• RECORDS FOR PROCESSING:
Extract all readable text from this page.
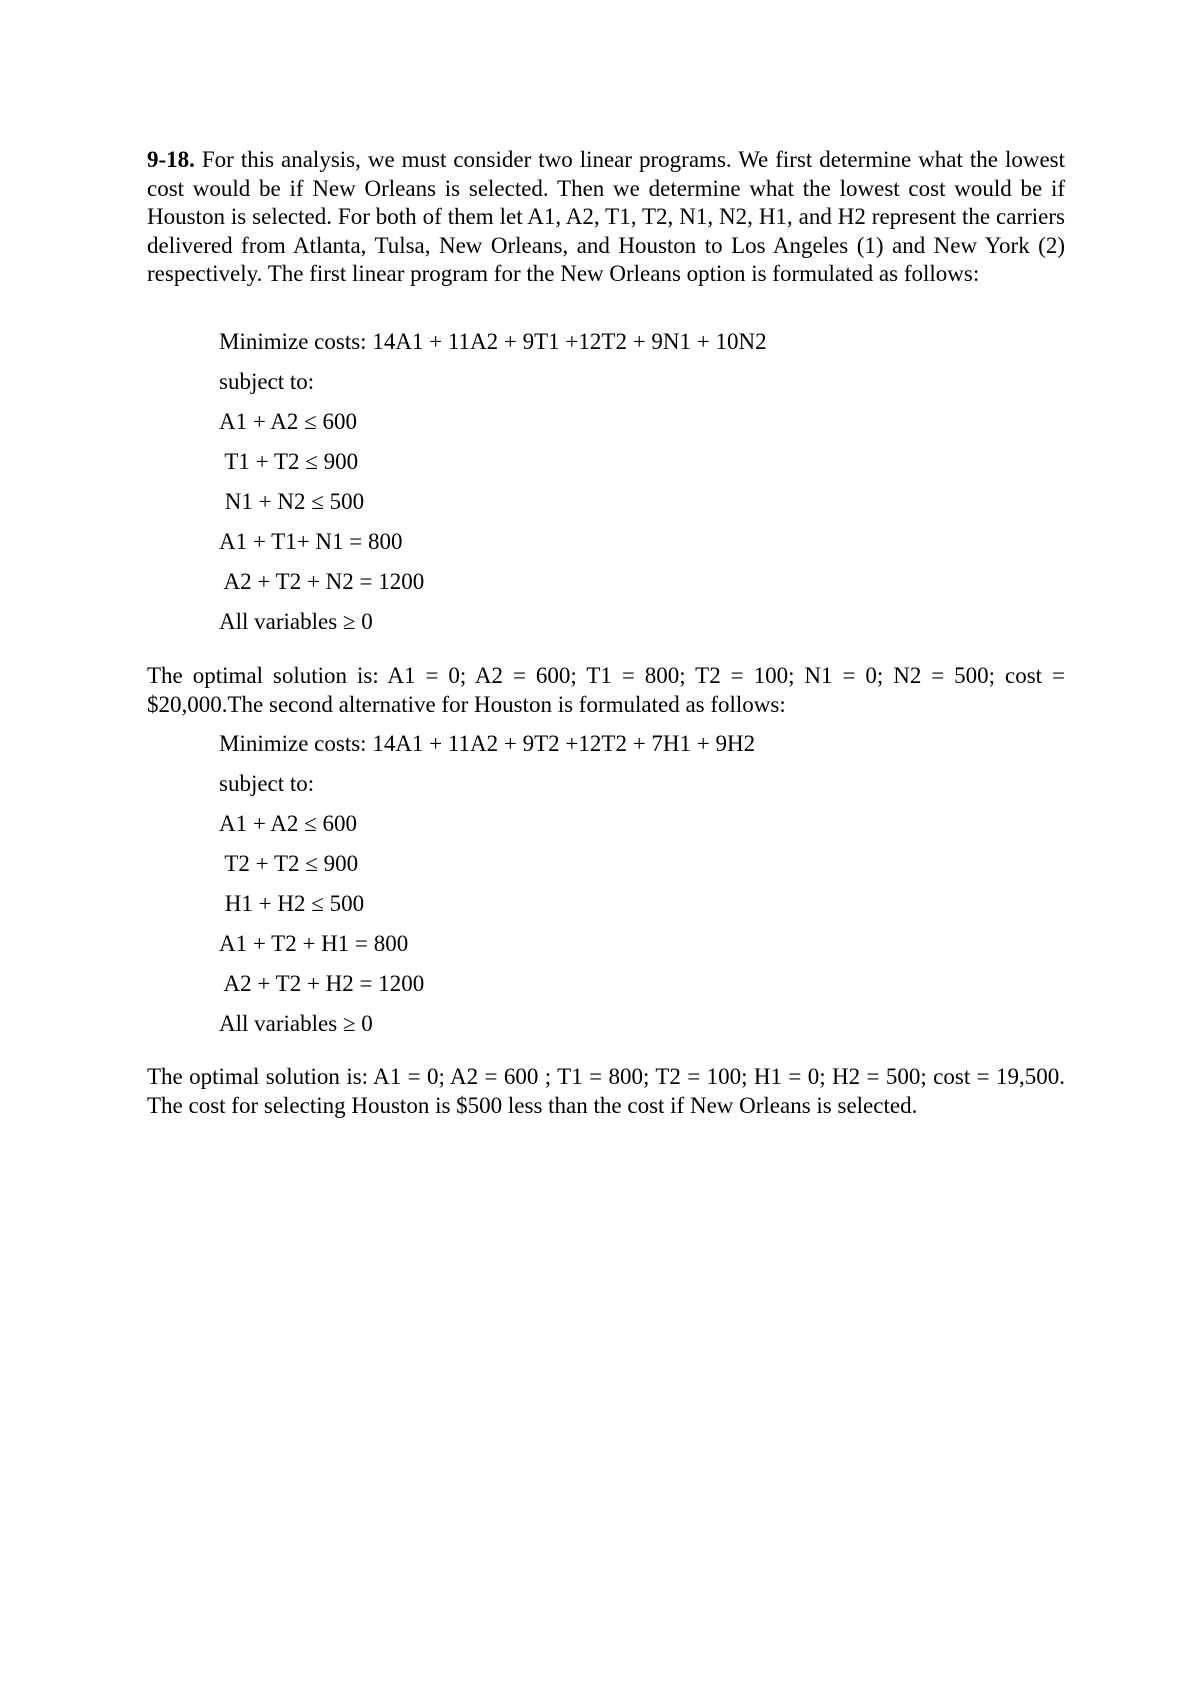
9-18. For this analysis, we must consider two linear programs. We first determine what the lowest cost would be if New Orleans is selected. Then we determine what the lowest cost would be if Houston is selected. For both of them let A1, A2, T1, T2, N1, N2, H1, and H2 represent the carriers delivered from Atlanta, Tulsa, New Orleans, and Houston to Los Angeles (1) and New York (2) respectively. The first linear program for the New Orleans option is formulated as follows:

Minimize costs: 14A1 + 11A2 + 9T1 +12T2 + 9N1 + 10N2
subject to:
A1 + A2 ≤ 600
T1 + T2 ≤ 900
N1 + N2 ≤ 500
A1 + T1+ N1 = 800
A2 + T2 + N2 = 1200
All variables ≥ 0

The optimal solution is: A1 = 0; A2 = 600; T1 = 800; T2 = 100; N1 = 0; N2 = 500; cost = $20,000.The second alternative for Houston is formulated as follows:

Minimize costs: 14A1 + 11A2 + 9T2 +12T2 + 7H1 + 9H2
subject to:
A1 + A2 ≤ 600
T2 + T2 ≤ 900
H1 + H2 ≤ 500
A1 + T2 + H1 = 800
A2 + T2 + H2 = 1200
All variables ≥ 0

The optimal solution is: A1 = 0; A2 = 600 ; T1 = 800; T2 = 100; H1 = 0; H2 = 500; cost = 19,500. The cost for selecting Houston is $500 less than the cost if New Orleans is selected.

• DIRECTIONS:
The records above are to be quoted exactly, with all pictures left out.

• RESULT OF THE EXERCISE:
Extract all readable text from this page.
9-18. For this analysis, we must consider two linear programs. We first determine what the lowest cost would be if New Orleans is selected. Then we determine what the lowest cost would be if Houston is selected. For both of them let A1, A2, T1, T2, N1, N2, H1, and H2 represent the carriers delivered from Atlanta, Tulsa, New Orleans, and Houston to Los Angeles (1) and New York (2) respectively. The first linear program for the New Orleans option is formulated as follows:

Minimize costs: 14A1 + 11A2 + 9T1 +12T2 + 9N1 + 10N2
subject to:
A1 + A2 ≤ 600
T1 + T2 ≤ 900
N1 + N2 ≤ 500
A1 + T1+ N1 = 800
A2 + T2 + N2 = 1200
All variables ≥ 0

The optimal solution is: A1 = 0; A2 = 600; T1 = 800; T2 = 100; N1 = 0; N2 = 500; cost = $20,000.The second alternative for Houston is formulated as follows:

Minimize costs: 14A1 + 11A2 + 9T2 +12T2 + 7H1 + 9H2
subject to:
A1 + A2 ≤ 600
T2 + T2 ≤ 900
H1 + H2 ≤ 500
A1 + T2 + H1 = 800
A2 + T2 + H2 = 1200
All variables ≥ 0

The optimal solution is: A1 = 0; A2 = 600 ; T1 = 800; T2 = 100; H1 = 0; H2 = 500; cost = 19,500. The cost for selecting Houston is $500 less than the cost if New Orleans is selected.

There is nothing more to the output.